+++ EXERCISE INPUT +++

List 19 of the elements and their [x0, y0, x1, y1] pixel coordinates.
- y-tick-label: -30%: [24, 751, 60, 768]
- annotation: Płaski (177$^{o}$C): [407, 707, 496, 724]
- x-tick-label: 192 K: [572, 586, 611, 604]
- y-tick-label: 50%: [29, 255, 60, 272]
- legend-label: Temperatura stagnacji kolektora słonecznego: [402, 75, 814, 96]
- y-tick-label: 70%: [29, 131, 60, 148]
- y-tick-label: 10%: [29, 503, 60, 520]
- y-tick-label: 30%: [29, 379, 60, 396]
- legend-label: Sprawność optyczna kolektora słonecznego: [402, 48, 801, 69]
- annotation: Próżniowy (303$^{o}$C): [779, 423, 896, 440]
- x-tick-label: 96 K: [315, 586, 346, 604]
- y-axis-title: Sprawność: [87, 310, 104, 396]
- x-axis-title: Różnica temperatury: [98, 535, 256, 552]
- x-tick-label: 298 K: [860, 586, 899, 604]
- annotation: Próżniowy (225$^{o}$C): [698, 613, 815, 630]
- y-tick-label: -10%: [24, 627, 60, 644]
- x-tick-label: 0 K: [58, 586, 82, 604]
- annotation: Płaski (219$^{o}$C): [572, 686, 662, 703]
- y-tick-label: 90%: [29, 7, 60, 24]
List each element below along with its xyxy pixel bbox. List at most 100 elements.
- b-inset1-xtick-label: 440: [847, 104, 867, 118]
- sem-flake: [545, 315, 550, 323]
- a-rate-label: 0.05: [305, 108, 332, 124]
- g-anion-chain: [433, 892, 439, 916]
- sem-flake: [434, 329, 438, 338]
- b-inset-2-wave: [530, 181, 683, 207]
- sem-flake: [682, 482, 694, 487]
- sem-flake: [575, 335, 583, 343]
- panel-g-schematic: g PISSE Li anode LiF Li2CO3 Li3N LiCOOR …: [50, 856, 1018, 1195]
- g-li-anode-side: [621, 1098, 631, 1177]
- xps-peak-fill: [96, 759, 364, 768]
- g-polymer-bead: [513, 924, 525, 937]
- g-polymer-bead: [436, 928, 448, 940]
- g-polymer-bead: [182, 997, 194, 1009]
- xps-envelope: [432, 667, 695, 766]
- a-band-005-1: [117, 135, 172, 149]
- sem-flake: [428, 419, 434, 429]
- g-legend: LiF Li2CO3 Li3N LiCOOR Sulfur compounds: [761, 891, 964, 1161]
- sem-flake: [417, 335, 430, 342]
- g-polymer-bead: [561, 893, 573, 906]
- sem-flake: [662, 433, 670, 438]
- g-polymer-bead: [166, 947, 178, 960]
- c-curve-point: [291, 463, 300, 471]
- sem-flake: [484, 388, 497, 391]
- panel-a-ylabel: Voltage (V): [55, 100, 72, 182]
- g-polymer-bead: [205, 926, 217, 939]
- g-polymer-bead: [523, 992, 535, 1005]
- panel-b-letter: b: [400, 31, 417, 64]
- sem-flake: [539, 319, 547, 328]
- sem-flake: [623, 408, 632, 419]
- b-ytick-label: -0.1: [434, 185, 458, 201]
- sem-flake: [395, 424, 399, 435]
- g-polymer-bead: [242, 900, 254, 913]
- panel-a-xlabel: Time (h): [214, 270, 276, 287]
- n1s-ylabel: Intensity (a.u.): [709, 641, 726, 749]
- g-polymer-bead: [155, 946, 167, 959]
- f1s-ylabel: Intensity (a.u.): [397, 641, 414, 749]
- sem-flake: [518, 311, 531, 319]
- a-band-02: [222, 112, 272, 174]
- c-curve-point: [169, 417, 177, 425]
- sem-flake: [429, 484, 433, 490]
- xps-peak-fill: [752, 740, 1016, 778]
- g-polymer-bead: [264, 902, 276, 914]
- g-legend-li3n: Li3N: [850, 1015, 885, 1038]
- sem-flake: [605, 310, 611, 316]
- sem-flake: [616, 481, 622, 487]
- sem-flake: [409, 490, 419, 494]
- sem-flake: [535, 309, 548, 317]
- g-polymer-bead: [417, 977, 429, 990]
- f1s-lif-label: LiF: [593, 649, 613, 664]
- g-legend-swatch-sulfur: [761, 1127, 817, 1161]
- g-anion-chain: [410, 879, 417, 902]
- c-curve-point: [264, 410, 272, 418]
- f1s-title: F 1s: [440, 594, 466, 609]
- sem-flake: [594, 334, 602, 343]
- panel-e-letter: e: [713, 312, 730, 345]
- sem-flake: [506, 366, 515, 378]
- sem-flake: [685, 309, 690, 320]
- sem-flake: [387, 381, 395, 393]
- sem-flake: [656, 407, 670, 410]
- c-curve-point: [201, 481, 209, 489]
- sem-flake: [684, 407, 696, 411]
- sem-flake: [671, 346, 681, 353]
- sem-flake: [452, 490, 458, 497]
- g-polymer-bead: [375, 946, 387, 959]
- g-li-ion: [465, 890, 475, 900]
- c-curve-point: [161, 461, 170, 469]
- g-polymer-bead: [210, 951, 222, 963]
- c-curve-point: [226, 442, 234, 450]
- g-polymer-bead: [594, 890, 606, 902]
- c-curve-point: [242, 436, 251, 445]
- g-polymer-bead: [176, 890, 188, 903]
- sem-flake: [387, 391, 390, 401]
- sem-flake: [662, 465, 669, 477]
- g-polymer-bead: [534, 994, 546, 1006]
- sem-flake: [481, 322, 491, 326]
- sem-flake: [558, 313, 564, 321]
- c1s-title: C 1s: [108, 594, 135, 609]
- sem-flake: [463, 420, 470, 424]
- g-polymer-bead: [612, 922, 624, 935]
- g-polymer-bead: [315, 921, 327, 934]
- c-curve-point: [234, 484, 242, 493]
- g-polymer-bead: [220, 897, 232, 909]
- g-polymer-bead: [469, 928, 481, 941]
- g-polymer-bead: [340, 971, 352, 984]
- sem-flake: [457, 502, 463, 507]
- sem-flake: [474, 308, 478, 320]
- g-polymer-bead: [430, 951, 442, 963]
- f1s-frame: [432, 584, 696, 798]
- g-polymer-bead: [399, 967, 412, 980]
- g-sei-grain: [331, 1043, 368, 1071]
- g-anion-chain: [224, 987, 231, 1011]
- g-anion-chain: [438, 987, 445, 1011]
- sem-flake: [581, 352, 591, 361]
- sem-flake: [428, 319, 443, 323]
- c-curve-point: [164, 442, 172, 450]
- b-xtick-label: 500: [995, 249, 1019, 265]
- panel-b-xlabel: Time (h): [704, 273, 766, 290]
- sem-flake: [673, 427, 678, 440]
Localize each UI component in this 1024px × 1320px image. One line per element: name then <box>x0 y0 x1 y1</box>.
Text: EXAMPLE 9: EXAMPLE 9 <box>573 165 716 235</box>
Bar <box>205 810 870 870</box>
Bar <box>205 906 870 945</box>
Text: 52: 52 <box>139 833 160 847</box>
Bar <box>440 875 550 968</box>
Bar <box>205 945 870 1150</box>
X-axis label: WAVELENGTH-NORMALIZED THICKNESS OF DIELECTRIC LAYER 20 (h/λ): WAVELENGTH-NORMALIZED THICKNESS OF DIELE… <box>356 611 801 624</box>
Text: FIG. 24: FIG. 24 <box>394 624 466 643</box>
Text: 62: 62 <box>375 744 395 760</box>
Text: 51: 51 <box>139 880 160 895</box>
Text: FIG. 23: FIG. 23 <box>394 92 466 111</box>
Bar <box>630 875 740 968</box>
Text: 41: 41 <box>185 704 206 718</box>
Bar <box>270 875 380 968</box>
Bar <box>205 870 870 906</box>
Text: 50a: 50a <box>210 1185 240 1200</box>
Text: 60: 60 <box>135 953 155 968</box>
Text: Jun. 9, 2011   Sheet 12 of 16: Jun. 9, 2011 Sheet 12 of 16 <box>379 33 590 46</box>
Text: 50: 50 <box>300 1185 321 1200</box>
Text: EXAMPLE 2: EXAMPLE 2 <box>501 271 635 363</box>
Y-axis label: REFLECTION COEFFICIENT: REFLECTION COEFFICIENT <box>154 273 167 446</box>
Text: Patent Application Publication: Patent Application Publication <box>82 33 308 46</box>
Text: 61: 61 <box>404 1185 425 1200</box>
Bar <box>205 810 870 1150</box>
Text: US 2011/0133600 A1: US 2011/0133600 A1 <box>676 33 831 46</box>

+++

GIVEN EXERCISE:
Copy out word for word the lines of the material above, starting at its first line and ending at the line containing "- y-tick-label: 50%: [29, 255, 60, 272]", with both of those lines included.

WRITTEN RESPONSE:
List 19 of the elements and their [x0, y0, x1, y1] pixel coordinates.
- y-tick-label: -30%: [24, 751, 60, 768]
- annotation: Płaski (177$^{o}$C): [407, 707, 496, 724]
- x-tick-label: 192 K: [572, 586, 611, 604]
- y-tick-label: 50%: [29, 255, 60, 272]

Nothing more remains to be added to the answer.